(Dataset records on visual material)
• • •
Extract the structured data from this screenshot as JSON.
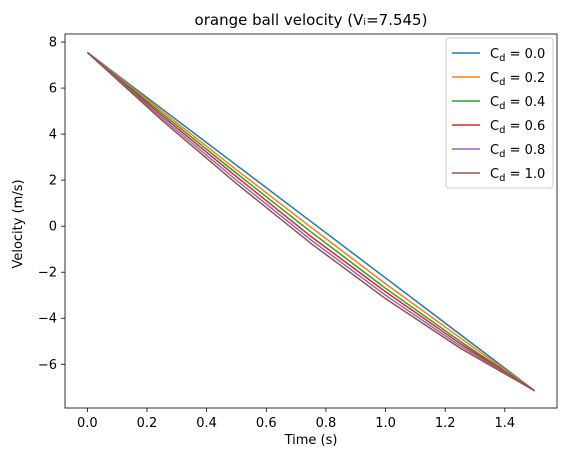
{
  "chart_data": {
    "type": "line",
    "title": "orange ball velocity (Vᵢ=7.545)",
    "xlabel": "Time (s)",
    "ylabel": "Velocity (m/s)",
    "xlim": [
      -0.075,
      1.575
    ],
    "ylim": [
      -7.9,
      8.35
    ],
    "xticks": [
      0.0,
      0.2,
      0.4,
      0.6,
      0.8,
      1.0,
      1.2,
      1.4
    ],
    "xtick_labels": [
      "0.0",
      "0.2",
      "0.4",
      "0.6",
      "0.8",
      "1.0",
      "1.2",
      "1.4"
    ],
    "yticks": [
      -6,
      -4,
      -2,
      0,
      2,
      4,
      6,
      8
    ],
    "ytick_labels": [
      "−6",
      "−4",
      "−2",
      "0",
      "2",
      "4",
      "6",
      "8"
    ],
    "grid": false,
    "legend_position": "upper-right",
    "x": [
      0.0,
      0.25,
      0.5,
      0.75,
      1.0,
      1.25,
      1.5
    ],
    "series": [
      {
        "name": "C",
        "subscript": "d",
        "suffix": " = 0.0",
        "color": "#1f77b4",
        "values": [
          7.55,
          5.1,
          2.65,
          0.2,
          -2.25,
          -4.7,
          -7.15
        ]
      },
      {
        "name": "C",
        "subscript": "d",
        "suffix": " = 0.2",
        "color": "#ff7f0e",
        "values": [
          7.55,
          5.0,
          2.45,
          -0.05,
          -2.5,
          -4.85,
          -7.15
        ]
      },
      {
        "name": "C",
        "subscript": "d",
        "suffix": " = 0.4",
        "color": "#2ca02c",
        "values": [
          7.55,
          4.9,
          2.3,
          -0.25,
          -2.7,
          -5.0,
          -7.15
        ]
      },
      {
        "name": "C",
        "subscript": "d",
        "suffix": " = 0.6",
        "color": "#d62728",
        "values": [
          7.55,
          4.8,
          2.15,
          -0.45,
          -2.85,
          -5.1,
          -7.15
        ]
      },
      {
        "name": "C",
        "subscript": "d",
        "suffix": " = 0.8",
        "color": "#9467bd",
        "values": [
          7.55,
          4.7,
          2.0,
          -0.6,
          -3.0,
          -5.2,
          -7.15
        ]
      },
      {
        "name": "C",
        "subscript": "d",
        "suffix": " = 1.0",
        "color": "#8c564b",
        "values": [
          7.55,
          4.6,
          1.85,
          -0.75,
          -3.15,
          -5.3,
          -7.15
        ]
      }
    ]
  }
}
• • •
**What is asked**.
Look through the listing and extract every line with "suffix" in it.

**Complete answer**.
        "suffix": " = 0.0",
        "suffix": " = 0.2",
        "suffix": " = 0.4",
        "suffix": " = 0.6",
        "suffix": " = 0.8",
        "suffix": " = 1.0",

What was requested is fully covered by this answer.